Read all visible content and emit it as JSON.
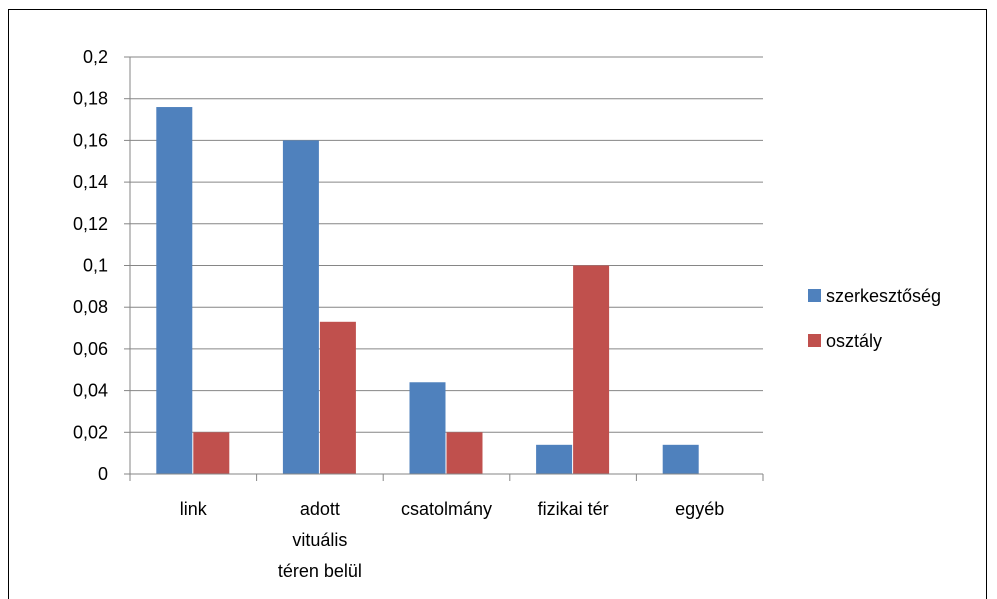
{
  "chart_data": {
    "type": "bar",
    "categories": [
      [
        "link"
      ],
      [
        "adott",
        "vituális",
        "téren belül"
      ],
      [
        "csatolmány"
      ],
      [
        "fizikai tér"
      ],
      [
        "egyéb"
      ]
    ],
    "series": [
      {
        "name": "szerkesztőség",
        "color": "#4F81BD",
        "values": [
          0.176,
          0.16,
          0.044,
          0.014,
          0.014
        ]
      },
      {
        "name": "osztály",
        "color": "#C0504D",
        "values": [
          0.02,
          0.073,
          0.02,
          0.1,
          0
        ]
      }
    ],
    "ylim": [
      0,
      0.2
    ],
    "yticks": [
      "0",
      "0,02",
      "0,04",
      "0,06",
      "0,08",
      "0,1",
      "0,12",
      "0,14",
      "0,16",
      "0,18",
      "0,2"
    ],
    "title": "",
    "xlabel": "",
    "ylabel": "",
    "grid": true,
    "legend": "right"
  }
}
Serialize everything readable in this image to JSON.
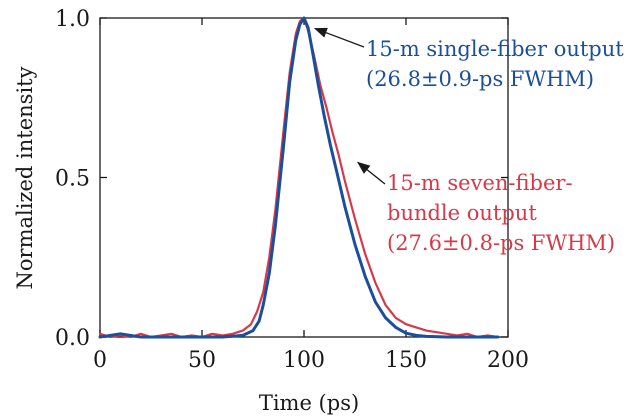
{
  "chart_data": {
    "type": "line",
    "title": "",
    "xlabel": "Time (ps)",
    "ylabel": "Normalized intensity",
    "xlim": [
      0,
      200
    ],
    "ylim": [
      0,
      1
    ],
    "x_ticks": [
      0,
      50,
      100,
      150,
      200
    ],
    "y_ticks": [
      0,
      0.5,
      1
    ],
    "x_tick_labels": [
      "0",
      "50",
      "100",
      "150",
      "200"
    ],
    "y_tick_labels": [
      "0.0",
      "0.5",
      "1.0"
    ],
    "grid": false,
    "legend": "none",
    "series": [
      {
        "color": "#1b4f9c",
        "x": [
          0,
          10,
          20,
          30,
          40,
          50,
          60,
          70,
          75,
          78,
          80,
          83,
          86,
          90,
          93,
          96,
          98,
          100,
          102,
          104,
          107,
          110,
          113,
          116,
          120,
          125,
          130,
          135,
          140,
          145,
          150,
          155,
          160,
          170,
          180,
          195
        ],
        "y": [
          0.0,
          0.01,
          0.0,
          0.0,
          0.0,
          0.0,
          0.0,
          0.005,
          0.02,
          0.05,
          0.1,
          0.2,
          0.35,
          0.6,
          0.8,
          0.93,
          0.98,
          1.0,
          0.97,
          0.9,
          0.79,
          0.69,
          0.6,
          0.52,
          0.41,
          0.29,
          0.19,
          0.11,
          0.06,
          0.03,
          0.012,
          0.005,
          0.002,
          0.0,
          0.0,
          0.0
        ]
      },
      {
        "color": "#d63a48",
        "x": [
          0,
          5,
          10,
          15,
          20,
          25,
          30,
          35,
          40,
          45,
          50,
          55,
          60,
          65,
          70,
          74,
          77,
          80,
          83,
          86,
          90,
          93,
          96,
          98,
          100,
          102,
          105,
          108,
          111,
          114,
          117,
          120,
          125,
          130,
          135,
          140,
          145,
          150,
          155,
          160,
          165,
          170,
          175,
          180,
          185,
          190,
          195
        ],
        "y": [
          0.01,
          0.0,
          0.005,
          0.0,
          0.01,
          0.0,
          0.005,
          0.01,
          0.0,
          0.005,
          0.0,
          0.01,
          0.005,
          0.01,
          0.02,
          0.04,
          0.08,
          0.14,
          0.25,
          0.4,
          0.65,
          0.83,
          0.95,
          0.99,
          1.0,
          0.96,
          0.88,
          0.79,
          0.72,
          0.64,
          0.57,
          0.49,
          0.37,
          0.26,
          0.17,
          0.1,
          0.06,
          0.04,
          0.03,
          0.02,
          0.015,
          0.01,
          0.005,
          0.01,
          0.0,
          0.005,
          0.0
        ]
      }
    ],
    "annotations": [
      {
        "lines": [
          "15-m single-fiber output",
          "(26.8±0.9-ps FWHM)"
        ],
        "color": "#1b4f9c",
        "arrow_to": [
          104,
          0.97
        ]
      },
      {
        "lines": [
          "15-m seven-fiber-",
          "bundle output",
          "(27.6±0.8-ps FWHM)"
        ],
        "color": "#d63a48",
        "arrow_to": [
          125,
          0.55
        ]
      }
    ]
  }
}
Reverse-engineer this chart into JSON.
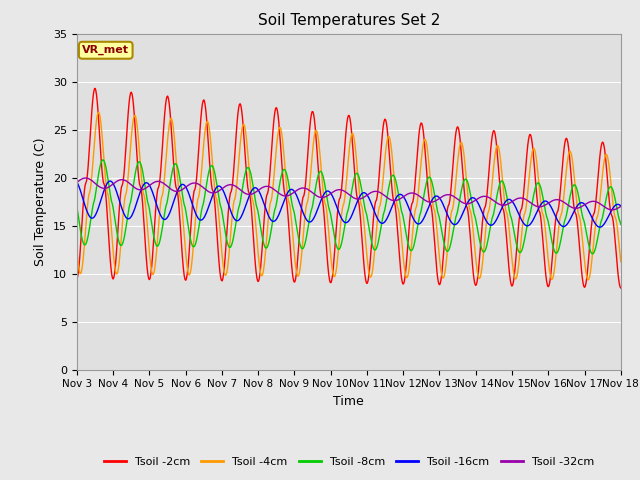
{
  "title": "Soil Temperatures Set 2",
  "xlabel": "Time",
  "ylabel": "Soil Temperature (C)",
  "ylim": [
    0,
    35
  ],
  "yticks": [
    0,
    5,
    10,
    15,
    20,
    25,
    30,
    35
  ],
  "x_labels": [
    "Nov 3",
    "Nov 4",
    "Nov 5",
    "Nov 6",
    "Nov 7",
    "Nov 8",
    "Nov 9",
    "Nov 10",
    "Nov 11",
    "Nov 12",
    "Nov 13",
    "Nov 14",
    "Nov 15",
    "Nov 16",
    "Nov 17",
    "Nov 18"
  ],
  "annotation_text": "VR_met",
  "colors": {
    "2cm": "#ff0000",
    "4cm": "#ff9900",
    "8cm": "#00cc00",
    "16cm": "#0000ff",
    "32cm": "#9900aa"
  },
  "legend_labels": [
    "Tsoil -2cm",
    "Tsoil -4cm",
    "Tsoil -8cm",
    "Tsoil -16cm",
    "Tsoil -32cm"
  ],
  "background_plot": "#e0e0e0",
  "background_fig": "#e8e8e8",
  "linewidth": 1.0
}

□ □ □ □

Directive:
Using the listing, collect all lines in which the string "Tsoil" is found.

Answer for the task:
    "Tsoil -2cm",
    "Tsoil -4cm",
    "Tsoil -8cm",
    "Tsoil -16cm",
    "Tsoil -32cm"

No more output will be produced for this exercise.